**Your instructions**
Reproduce the material from its first line through the line containing "text-segment: （1）具有履行合同所必需的设备和专业技术能力；（提 [325,1523,1492,1586]", swapping "bleedthrough-ghost" for "show-through-mark" and leaving everything else unchanged.

**Records supplied**
--- BEGIN ---

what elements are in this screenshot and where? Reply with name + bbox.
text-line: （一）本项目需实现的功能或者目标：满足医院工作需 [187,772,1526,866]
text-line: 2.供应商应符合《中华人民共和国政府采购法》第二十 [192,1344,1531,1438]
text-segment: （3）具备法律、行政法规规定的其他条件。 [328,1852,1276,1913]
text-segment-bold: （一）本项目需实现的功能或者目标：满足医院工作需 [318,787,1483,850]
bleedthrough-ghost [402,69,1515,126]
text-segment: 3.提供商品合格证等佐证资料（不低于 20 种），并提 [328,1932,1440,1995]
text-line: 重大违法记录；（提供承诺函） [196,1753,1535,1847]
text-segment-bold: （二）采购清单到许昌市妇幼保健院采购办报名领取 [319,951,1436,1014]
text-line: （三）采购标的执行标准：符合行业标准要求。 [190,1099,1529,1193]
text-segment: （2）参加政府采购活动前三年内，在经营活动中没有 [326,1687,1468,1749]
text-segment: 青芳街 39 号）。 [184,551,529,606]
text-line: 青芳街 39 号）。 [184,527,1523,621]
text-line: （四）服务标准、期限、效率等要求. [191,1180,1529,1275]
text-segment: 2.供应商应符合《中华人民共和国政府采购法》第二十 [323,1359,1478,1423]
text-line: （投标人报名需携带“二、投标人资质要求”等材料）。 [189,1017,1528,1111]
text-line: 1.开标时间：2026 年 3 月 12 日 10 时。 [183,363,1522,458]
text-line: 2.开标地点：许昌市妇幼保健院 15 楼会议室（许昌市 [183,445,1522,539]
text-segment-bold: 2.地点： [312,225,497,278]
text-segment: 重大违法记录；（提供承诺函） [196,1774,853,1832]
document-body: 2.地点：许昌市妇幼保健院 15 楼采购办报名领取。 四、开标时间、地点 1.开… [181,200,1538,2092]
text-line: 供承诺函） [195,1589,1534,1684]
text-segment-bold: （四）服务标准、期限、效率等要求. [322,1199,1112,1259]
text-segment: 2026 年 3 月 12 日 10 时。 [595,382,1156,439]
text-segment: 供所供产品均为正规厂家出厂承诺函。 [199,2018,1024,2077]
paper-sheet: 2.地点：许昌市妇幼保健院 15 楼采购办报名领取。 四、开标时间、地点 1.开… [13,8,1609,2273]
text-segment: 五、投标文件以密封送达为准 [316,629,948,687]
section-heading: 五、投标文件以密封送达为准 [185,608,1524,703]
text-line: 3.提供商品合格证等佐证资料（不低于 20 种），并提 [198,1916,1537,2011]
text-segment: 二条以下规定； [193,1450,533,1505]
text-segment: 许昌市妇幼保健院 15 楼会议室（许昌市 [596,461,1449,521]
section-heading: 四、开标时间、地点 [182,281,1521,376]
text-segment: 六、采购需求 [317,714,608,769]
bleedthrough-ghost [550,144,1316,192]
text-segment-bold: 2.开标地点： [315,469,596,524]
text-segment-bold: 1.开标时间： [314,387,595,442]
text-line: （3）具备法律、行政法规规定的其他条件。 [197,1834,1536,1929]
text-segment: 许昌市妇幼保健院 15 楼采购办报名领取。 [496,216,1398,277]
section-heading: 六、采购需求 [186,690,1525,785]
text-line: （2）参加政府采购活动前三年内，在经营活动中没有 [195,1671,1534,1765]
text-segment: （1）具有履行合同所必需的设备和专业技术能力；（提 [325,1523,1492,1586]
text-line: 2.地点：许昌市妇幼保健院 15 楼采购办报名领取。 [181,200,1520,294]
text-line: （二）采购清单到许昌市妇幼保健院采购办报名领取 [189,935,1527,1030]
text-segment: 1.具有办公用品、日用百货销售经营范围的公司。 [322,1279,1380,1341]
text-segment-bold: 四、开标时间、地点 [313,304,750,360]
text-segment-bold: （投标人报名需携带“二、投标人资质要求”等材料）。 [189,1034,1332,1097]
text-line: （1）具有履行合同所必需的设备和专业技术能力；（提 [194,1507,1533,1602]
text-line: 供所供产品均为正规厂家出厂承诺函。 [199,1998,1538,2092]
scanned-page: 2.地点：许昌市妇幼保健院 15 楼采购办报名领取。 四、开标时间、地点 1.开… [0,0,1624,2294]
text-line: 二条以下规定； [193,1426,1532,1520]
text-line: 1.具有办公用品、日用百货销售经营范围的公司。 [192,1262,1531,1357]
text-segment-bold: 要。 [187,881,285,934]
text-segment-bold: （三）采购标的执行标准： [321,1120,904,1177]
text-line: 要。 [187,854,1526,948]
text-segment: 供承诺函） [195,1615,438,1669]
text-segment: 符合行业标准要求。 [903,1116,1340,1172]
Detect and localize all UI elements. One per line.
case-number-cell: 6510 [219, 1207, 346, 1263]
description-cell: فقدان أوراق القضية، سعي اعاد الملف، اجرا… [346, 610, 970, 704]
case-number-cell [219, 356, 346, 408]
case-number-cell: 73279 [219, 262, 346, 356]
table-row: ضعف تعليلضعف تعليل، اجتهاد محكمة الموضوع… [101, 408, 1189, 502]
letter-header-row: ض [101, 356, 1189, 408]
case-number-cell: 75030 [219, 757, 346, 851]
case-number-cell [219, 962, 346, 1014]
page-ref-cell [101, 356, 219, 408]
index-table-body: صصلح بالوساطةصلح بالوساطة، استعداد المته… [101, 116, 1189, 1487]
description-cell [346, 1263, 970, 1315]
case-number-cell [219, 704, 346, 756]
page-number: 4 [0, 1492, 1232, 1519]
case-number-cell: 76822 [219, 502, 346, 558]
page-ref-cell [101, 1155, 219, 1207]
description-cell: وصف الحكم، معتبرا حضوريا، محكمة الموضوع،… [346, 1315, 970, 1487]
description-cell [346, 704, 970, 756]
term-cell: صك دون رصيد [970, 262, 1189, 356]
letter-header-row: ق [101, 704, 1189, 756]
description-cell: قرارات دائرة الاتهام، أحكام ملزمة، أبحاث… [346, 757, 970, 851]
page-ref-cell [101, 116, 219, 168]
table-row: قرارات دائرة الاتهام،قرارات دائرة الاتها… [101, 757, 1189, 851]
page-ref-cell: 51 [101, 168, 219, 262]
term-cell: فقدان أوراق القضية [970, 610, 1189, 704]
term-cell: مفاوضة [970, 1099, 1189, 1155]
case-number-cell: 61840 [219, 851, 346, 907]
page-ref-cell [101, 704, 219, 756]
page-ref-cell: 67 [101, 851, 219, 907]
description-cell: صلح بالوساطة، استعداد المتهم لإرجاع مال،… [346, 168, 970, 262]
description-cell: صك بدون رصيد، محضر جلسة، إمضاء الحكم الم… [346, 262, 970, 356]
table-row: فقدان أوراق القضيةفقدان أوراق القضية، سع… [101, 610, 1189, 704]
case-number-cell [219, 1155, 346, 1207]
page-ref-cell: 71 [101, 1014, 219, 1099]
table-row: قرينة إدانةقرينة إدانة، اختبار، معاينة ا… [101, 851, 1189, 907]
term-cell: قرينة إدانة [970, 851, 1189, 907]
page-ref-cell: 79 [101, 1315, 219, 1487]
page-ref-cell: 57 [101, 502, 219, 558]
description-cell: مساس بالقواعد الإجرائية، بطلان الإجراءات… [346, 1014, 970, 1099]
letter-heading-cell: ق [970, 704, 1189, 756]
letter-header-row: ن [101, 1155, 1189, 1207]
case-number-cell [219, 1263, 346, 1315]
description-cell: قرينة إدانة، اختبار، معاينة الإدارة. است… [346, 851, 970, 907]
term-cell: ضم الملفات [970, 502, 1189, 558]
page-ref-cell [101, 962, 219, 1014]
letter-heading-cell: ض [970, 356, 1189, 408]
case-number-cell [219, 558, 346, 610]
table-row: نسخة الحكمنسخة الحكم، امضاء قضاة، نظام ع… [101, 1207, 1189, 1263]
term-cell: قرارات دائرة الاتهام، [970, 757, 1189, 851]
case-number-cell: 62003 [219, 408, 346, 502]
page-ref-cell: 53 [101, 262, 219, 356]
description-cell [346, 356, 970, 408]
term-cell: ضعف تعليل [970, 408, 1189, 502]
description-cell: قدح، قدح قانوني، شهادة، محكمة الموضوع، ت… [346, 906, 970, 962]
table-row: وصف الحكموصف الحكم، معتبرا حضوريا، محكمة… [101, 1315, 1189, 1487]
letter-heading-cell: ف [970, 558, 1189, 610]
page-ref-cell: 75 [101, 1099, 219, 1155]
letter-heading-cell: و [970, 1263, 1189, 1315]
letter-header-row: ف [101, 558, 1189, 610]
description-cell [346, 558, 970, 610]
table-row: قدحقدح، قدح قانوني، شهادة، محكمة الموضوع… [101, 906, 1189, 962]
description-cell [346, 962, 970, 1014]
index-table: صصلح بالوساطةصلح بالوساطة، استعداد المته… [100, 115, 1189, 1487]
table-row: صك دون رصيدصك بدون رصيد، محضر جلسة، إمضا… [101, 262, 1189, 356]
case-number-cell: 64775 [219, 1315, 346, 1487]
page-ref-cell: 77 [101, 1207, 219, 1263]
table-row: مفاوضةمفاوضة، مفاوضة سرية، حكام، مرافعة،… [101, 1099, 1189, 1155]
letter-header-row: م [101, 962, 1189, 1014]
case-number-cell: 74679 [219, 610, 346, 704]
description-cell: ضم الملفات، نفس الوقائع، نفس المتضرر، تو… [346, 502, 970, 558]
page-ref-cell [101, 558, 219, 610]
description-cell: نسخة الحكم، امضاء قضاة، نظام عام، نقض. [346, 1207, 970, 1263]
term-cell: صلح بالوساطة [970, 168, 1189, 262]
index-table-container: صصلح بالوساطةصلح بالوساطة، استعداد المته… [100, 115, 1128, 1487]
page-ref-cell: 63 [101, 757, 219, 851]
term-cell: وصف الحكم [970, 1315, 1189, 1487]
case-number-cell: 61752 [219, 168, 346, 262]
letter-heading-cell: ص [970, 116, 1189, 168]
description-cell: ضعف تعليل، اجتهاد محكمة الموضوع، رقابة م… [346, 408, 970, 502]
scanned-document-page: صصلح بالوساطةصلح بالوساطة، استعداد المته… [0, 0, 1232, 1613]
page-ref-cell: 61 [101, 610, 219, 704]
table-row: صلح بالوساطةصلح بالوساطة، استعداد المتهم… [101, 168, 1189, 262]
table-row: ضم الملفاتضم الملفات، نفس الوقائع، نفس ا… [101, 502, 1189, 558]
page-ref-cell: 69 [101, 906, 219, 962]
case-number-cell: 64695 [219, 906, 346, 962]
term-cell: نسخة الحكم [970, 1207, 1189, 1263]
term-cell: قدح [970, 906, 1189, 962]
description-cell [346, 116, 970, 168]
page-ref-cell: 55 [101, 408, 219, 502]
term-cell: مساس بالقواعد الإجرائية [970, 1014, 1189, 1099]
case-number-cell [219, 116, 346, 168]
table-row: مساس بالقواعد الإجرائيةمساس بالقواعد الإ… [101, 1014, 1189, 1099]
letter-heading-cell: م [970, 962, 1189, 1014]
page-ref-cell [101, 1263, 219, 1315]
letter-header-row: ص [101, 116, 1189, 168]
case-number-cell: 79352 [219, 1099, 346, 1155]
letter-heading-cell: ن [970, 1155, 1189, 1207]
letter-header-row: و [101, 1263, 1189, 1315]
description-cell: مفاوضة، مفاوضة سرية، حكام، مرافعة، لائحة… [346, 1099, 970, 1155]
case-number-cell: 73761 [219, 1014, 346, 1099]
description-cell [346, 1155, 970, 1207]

--- END ---

**Right answer**
what elements are in this screenshot and where? Reply with name + bbox.
text-line: （一）本项目需实现的功能或者目标：满足医院工作需 [187,772,1526,866]
text-line: 2.供应商应符合《中华人民共和国政府采购法》第二十 [192,1344,1531,1438]
text-segment: （3）具备法律、行政法规规定的其他条件。 [328,1852,1276,1913]
text-segment-bold: （一）本项目需实现的功能或者目标：满足医院工作需 [318,787,1483,850]
show-through-mark [402,69,1515,126]
text-segment: 3.提供商品合格证等佐证资料（不低于 20 种），并提 [328,1932,1440,1995]
text-line: 重大违法记录；（提供承诺函） [196,1753,1535,1847]
text-segment-bold: （二）采购清单到许昌市妇幼保健院采购办报名领取 [319,951,1436,1014]
text-line: （三）采购标的执行标准：符合行业标准要求。 [190,1099,1529,1193]
text-segment: （2）参加政府采购活动前三年内，在经营活动中没有 [326,1687,1468,1749]
text-segment: 青芳街 39 号）。 [184,551,529,606]
text-line: 青芳街 39 号）。 [184,527,1523,621]
text-line: （四）服务标准、期限、效率等要求. [191,1180,1529,1275]
text-segment: 2.供应商应符合《中华人民共和国政府采购法》第二十 [323,1359,1478,1423]
text-line: （投标人报名需携带“二、投标人资质要求”等材料）。 [189,1017,1528,1111]
text-line: 1.开标时间：2026 年 3 月 12 日 10 时。 [183,363,1522,458]
text-line: 2.开标地点：许昌市妇幼保健院 15 楼会议室（许昌市 [183,445,1522,539]
text-segment-bold: 2.地点： [312,225,497,278]
text-segment: 重大违法记录；（提供承诺函） [196,1774,853,1832]
document-body: 2.地点：许昌市妇幼保健院 15 楼采购办报名领取。 四、开标时间、地点 1.开… [181,200,1538,2092]
text-line: 供承诺函） [195,1589,1534,1684]
text-segment-bold: （四）服务标准、期限、效率等要求. [322,1199,1112,1259]
text-segment: 2026 年 3 月 12 日 10 时。 [595,382,1156,439]
text-segment: 供所供产品均为正规厂家出厂承诺函。 [199,2018,1024,2077]
paper-sheet: 2.地点：许昌市妇幼保健院 15 楼采购办报名领取。 四、开标时间、地点 1.开… [13,8,1609,2273]
text-segment: 五、投标文件以密封送达为准 [316,629,948,687]
section-heading: 五、投标文件以密封送达为准 [185,608,1524,703]
text-line: 3.提供商品合格证等佐证资料（不低于 20 种），并提 [198,1916,1537,2011]
text-segment: 二条以下规定； [193,1450,533,1505]
text-segment: 许昌市妇幼保健院 15 楼会议室（许昌市 [596,461,1449,521]
section-heading: 四、开标时间、地点 [182,281,1521,376]
text-segment: 六、采购需求 [317,714,608,769]
show-through-mark [550,144,1316,192]
text-segment-bold: 2.开标地点： [315,469,596,524]
text-segment-bold: 1.开标时间： [314,387,595,442]
text-line: （3）具备法律、行政法规规定的其他条件。 [197,1834,1536,1929]
text-segment: 许昌市妇幼保健院 15 楼采购办报名领取。 [496,216,1398,277]
section-heading: 六、采购需求 [186,690,1525,785]
text-line: （2）参加政府采购活动前三年内，在经营活动中没有 [195,1671,1534,1765]
text-segment: （1）具有履行合同所必需的设备和专业技术能力；（提 [325,1523,1492,1586]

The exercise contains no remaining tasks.